--- Information provided ---
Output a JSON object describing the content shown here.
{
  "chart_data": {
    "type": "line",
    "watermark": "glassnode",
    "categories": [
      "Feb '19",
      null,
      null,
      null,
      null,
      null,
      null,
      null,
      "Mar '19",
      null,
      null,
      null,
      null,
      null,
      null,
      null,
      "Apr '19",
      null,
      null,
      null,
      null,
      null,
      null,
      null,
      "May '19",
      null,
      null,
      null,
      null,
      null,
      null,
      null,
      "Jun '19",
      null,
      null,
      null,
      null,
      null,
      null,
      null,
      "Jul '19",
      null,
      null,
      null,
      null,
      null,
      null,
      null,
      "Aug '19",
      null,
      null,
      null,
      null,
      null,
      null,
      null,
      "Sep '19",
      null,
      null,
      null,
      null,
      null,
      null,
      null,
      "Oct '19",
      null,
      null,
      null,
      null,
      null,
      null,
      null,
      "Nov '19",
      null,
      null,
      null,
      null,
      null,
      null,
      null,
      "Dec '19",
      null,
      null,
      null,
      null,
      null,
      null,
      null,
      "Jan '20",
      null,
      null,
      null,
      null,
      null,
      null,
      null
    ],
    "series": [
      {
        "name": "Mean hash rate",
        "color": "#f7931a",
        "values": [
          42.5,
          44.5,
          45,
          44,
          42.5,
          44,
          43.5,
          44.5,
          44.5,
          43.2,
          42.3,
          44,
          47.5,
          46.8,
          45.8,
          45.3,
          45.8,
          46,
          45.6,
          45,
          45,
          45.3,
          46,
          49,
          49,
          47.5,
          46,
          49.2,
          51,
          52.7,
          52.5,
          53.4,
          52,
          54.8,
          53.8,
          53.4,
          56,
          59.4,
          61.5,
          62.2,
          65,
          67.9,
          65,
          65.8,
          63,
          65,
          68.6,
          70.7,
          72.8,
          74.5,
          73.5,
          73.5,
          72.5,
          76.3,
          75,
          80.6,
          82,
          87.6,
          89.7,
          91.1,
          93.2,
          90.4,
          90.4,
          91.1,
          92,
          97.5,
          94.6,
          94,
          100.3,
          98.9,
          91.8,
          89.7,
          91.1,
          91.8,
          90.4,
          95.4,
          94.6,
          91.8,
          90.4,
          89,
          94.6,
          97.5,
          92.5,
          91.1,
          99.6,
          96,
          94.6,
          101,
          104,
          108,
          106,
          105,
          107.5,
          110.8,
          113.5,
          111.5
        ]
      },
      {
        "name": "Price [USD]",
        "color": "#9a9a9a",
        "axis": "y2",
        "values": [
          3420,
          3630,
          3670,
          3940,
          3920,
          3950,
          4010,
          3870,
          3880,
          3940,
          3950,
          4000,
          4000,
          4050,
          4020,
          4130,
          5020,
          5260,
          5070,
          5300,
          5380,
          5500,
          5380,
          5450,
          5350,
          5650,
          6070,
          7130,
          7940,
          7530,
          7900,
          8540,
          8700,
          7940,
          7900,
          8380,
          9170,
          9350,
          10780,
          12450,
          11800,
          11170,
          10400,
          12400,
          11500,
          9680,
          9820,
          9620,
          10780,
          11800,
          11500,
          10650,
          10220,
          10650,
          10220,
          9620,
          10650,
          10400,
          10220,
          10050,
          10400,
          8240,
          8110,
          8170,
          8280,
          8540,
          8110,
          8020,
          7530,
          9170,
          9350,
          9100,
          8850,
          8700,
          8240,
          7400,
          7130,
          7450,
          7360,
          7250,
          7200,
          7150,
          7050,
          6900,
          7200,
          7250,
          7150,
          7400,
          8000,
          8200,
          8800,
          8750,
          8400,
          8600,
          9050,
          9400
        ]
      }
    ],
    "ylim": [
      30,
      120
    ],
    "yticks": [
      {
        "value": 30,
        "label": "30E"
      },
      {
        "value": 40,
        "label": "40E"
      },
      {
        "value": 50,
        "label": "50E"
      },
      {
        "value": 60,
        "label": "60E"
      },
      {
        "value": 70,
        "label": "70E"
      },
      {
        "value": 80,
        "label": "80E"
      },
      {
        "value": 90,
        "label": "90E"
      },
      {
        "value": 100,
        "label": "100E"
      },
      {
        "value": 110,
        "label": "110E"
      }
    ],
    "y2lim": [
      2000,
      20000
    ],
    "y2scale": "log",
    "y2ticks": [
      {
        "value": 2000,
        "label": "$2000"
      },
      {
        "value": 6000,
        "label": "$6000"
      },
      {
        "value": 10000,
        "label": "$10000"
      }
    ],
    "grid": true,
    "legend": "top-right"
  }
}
---
Given task: Reproduce the full listing above, character for character.

Response:
Output a JSON object describing the content shown here.
{
  "chart_data": {
    "type": "line",
    "watermark": "glassnode",
    "categories": [
      "Feb '19",
      null,
      null,
      null,
      null,
      null,
      null,
      null,
      "Mar '19",
      null,
      null,
      null,
      null,
      null,
      null,
      null,
      "Apr '19",
      null,
      null,
      null,
      null,
      null,
      null,
      null,
      "May '19",
      null,
      null,
      null,
      null,
      null,
      null,
      null,
      "Jun '19",
      null,
      null,
      null,
      null,
      null,
      null,
      null,
      "Jul '19",
      null,
      null,
      null,
      null,
      null,
      null,
      null,
      "Aug '19",
      null,
      null,
      null,
      null,
      null,
      null,
      null,
      "Sep '19",
      null,
      null,
      null,
      null,
      null,
      null,
      null,
      "Oct '19",
      null,
      null,
      null,
      null,
      null,
      null,
      null,
      "Nov '19",
      null,
      null,
      null,
      null,
      null,
      null,
      null,
      "Dec '19",
      null,
      null,
      null,
      null,
      null,
      null,
      null,
      "Jan '20",
      null,
      null,
      null,
      null,
      null,
      null,
      null
    ],
    "series": [
      {
        "name": "Mean hash rate",
        "color": "#f7931a",
        "values": [
          42.5,
          44.5,
          45,
          44,
          42.5,
          44,
          43.5,
          44.5,
          44.5,
          43.2,
          42.3,
          44,
          47.5,
          46.8,
          45.8,
          45.3,
          45.8,
          46,
          45.6,
          45,
          45,
          45.3,
          46,
          49,
          49,
          47.5,
          46,
          49.2,
          51,
          52.7,
          52.5,
          53.4,
          52,
          54.8,
          53.8,
          53.4,
          56,
          59.4,
          61.5,
          62.2,
          65,
          67.9,
          65,
          65.8,
          63,
          65,
          68.6,
          70.7,
          72.8,
          74.5,
          73.5,
          73.5,
          72.5,
          76.3,
          75,
          80.6,
          82,
          87.6,
          89.7,
          91.1,
          93.2,
          90.4,
          90.4,
          91.1,
          92,
          97.5,
          94.6,
          94,
          100.3,
          98.9,
          91.8,
          89.7,
          91.1,
          91.8,
          90.4,
          95.4,
          94.6,
          91.8,
          90.4,
          89,
          94.6,
          97.5,
          92.5,
          91.1,
          99.6,
          96,
          94.6,
          101,
          104,
          108,
          106,
          105,
          107.5,
          110.8,
          113.5,
          111.5
        ]
      },
      {
        "name": "Price [USD]",
        "color": "#9a9a9a",
        "axis": "y2",
        "values": [
          3420,
          3630,
          3670,
          3940,
          3920,
          3950,
          4010,
          3870,
          3880,
          3940,
          3950,
          4000,
          4000,
          4050,
          4020,
          4130,
          5020,
          5260,
          5070,
          5300,
          5380,
          5500,
          5380,
          5450,
          5350,
          5650,
          6070,
          7130,
          7940,
          7530,
          7900,
          8540,
          8700,
          7940,
          7900,
          8380,
          9170,
          9350,
          10780,
          12450,
          11800,
          11170,
          10400,
          12400,
          11500,
          9680,
          9820,
          9620,
          10780,
          11800,
          11500,
          10650,
          10220,
          10650,
          10220,
          9620,
          10650,
          10400,
          10220,
          10050,
          10400,
          8240,
          8110,
          8170,
          8280,
          8540,
          8110,
          8020,
          7530,
          9170,
          9350,
          9100,
          8850,
          8700,
          8240,
          7400,
          7130,
          7450,
          7360,
          7250,
          7200,
          7150,
          7050,
          6900,
          7200,
          7250,
          7150,
          7400,
          8000,
          8200,
          8800,
          8750,
          8400,
          8600,
          9050,
          9400
        ]
      }
    ],
    "ylim": [
      30,
      120
    ],
    "yticks": [
      {
        "value": 30,
        "label": "30E"
      },
      {
        "value": 40,
        "label": "40E"
      },
      {
        "value": 50,
        "label": "50E"
      },
      {
        "value": 60,
        "label": "60E"
      },
      {
        "value": 70,
        "label": "70E"
      },
      {
        "value": 80,
        "label": "80E"
      },
      {
        "value": 90,
        "label": "90E"
      },
      {
        "value": 100,
        "label": "100E"
      },
      {
        "value": 110,
        "label": "110E"
      }
    ],
    "y2lim": [
      2000,
      20000
    ],
    "y2scale": "log",
    "y2ticks": [
      {
        "value": 2000,
        "label": "$2000"
      },
      {
        "value": 6000,
        "label": "$6000"
      },
      {
        "value": 10000,
        "label": "$10000"
      }
    ],
    "grid": true,
    "legend": "top-right"
  }
}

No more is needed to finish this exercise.